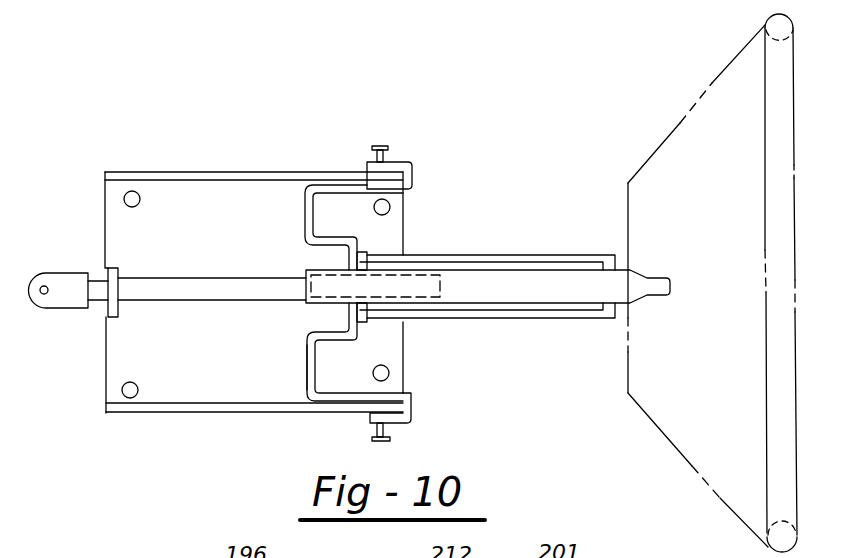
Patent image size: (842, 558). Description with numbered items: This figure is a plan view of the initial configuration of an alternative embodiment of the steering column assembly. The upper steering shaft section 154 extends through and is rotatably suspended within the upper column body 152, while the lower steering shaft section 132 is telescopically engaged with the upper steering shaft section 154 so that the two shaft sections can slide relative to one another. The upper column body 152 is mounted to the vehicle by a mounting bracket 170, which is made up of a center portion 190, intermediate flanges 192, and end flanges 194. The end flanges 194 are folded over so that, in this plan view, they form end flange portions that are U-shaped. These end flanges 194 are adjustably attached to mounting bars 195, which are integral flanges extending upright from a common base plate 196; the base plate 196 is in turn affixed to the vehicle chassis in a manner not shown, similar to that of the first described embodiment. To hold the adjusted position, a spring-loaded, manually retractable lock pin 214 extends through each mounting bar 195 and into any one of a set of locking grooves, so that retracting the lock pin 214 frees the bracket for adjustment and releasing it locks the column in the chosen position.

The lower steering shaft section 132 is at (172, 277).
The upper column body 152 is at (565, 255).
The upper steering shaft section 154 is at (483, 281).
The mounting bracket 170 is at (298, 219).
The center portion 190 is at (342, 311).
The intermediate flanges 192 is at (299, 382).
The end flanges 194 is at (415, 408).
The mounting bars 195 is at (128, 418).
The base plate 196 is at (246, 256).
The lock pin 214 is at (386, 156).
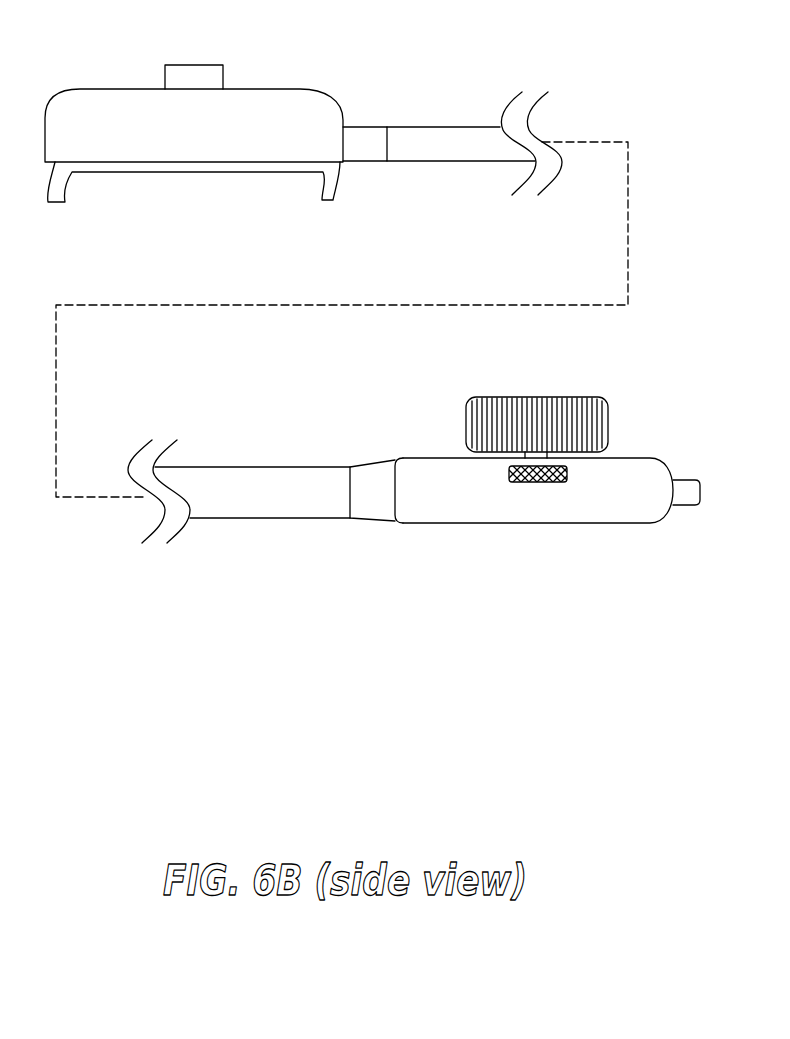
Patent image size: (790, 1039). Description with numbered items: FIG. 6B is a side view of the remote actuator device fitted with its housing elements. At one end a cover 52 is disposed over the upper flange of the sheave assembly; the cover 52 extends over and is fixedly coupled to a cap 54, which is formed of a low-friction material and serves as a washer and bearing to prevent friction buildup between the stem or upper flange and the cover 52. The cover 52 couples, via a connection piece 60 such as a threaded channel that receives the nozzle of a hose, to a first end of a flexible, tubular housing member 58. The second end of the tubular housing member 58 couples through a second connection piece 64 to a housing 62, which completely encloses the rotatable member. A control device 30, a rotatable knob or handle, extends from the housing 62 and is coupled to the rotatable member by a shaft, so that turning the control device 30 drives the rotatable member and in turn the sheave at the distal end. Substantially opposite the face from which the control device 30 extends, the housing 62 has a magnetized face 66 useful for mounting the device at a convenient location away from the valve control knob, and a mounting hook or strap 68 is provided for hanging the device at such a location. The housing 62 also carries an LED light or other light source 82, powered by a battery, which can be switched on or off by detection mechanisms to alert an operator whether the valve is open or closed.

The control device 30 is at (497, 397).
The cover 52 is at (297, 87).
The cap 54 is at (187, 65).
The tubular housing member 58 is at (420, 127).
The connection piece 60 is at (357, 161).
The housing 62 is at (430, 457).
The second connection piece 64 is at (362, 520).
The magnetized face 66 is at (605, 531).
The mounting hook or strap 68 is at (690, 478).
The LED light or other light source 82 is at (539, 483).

::::::::

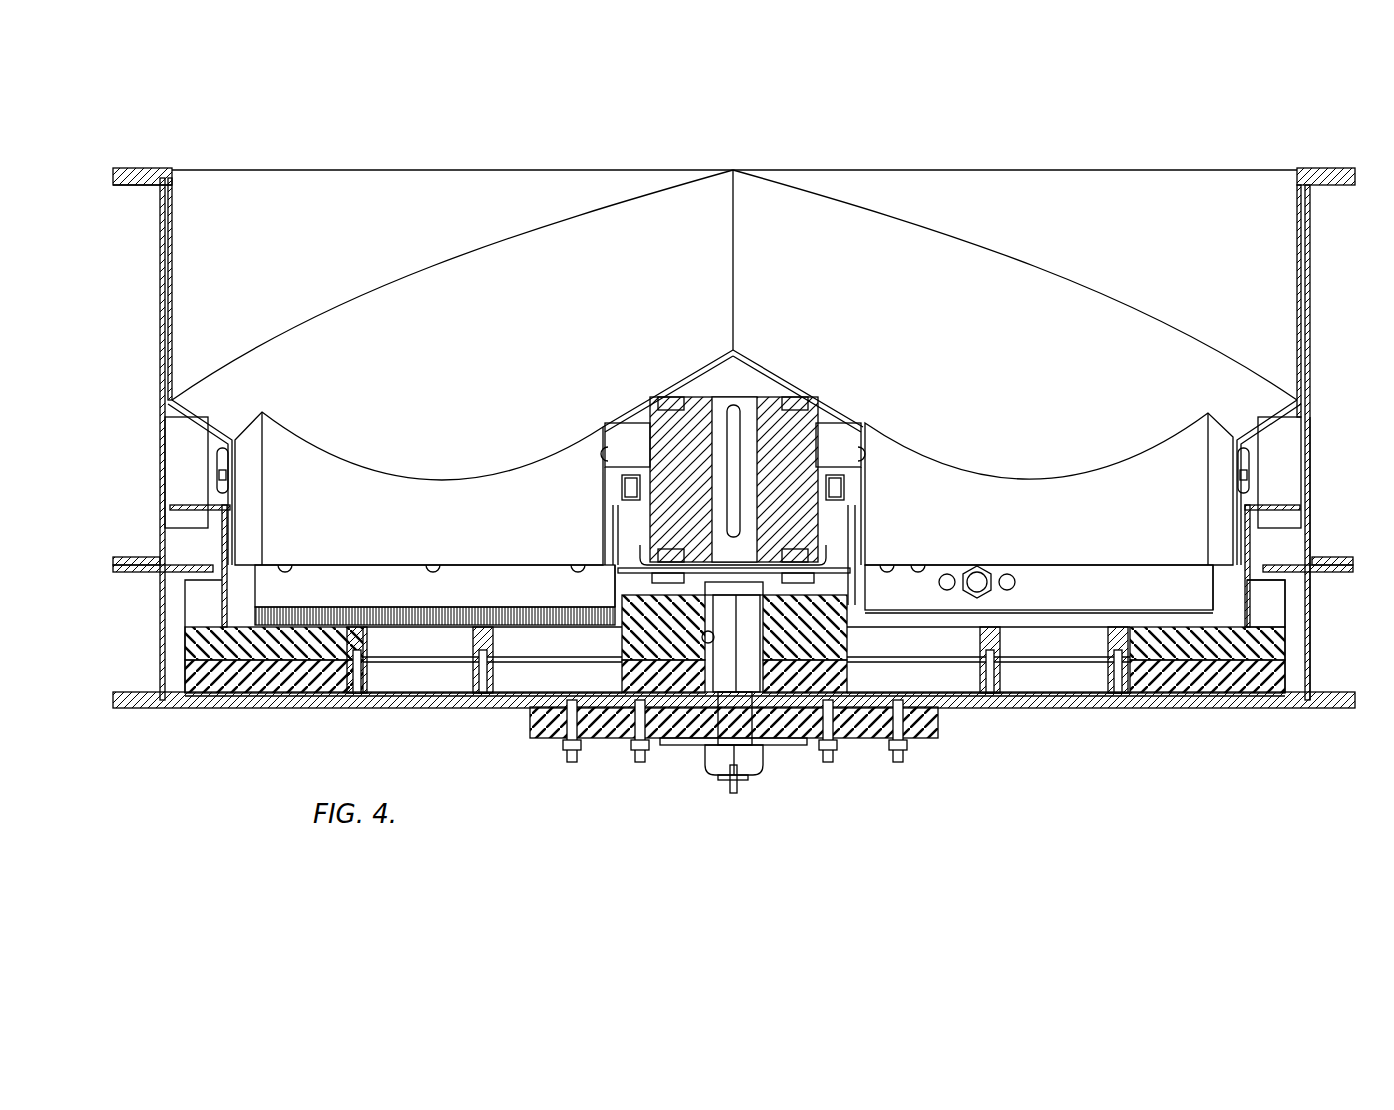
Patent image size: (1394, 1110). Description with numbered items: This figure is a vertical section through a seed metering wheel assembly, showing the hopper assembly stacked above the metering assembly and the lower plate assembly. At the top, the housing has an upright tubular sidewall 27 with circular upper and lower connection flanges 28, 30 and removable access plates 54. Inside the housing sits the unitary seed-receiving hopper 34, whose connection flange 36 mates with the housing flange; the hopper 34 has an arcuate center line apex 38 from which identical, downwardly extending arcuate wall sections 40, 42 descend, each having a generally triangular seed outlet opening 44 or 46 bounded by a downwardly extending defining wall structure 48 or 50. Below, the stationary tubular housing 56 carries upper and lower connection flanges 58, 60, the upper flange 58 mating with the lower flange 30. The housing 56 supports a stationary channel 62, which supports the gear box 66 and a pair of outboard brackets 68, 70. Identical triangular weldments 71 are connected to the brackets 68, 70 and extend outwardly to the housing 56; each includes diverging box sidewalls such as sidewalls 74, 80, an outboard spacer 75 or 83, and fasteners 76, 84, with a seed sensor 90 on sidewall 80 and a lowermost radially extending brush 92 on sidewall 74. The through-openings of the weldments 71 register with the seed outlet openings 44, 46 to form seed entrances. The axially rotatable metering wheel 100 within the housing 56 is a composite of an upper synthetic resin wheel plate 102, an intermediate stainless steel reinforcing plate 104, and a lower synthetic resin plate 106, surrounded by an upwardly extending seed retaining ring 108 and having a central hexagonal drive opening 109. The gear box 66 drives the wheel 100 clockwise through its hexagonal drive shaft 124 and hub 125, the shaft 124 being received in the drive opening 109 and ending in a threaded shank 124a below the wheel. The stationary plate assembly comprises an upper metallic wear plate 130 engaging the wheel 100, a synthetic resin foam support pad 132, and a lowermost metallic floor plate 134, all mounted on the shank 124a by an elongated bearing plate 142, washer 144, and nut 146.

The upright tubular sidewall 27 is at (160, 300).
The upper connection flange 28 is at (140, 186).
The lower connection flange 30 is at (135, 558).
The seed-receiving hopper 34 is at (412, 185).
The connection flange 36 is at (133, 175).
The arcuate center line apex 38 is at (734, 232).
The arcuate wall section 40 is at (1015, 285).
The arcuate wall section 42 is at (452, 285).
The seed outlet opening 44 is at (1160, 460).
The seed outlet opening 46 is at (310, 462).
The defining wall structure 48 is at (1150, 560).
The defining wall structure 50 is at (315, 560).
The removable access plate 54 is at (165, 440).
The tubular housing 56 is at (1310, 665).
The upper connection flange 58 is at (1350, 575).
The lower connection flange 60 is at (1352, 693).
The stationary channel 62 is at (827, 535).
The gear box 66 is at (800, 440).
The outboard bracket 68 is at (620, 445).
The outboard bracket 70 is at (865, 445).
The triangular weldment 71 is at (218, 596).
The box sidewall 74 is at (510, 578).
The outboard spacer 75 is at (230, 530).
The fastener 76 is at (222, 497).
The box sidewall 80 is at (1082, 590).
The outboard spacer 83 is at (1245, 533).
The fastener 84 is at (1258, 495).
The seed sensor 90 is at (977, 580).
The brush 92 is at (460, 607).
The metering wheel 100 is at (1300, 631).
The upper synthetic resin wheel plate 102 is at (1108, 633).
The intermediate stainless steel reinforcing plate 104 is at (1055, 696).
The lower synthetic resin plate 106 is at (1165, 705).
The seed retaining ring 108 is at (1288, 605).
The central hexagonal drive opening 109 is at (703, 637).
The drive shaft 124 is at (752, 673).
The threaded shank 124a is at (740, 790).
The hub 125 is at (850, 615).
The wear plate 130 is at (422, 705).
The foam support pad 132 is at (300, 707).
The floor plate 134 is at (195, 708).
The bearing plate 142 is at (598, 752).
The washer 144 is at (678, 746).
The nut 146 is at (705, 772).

::::::::

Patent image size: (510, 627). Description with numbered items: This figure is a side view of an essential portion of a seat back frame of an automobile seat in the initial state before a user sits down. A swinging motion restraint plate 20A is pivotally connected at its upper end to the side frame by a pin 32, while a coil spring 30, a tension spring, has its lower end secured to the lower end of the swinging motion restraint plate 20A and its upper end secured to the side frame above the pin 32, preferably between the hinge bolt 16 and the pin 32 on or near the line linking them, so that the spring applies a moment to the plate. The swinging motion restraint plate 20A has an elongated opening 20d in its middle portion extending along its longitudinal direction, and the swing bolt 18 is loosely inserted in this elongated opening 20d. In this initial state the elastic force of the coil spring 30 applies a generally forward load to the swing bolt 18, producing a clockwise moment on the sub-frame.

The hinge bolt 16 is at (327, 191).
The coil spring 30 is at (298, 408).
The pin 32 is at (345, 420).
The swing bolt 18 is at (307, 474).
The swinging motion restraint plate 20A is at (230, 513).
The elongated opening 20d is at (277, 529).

::::::::

WHAT NEEDS TO BE DONE -
Swap "automobile seat" for "vehicle seat" in the rows that open with the line containing "Patent image size: (510, 627)." and close with the line containing "The elongated opening 20d is at (277, 529).", changing nothing else. Give back only those lines.

RIGHT ANSWER -
Patent image size: (510, 627). Description with numbered items: This figure is a side view of an essential portion of a seat back frame of an vehicle seat in the initial state before a user sits down. A swinging motion restraint plate 20A is pivotally connected at its upper end to the side frame by a pin 32, while a coil spring 30, a tension spring, has its lower end secured to the lower end of the swinging motion restraint plate 20A and its upper end secured to the side frame above the pin 32, preferably between the hinge bolt 16 and the pin 32 on or near the line linking them, so that the spring applies a moment to the plate. The swinging motion restraint plate 20A has an elongated opening 20d in its middle portion extending along its longitudinal direction, and the swing bolt 18 is loosely inserted in this elongated opening 20d. In this initial state the elastic force of the coil spring 30 applies a generally forward load to the swing bolt 18, producing a clockwise moment on the sub-frame.

The hinge bolt 16 is at (327, 191).
The coil spring 30 is at (298, 408).
The pin 32 is at (345, 420).
The swing bolt 18 is at (307, 474).
The swinging motion restraint plate 20A is at (230, 513).
The elongated opening 20d is at (277, 529).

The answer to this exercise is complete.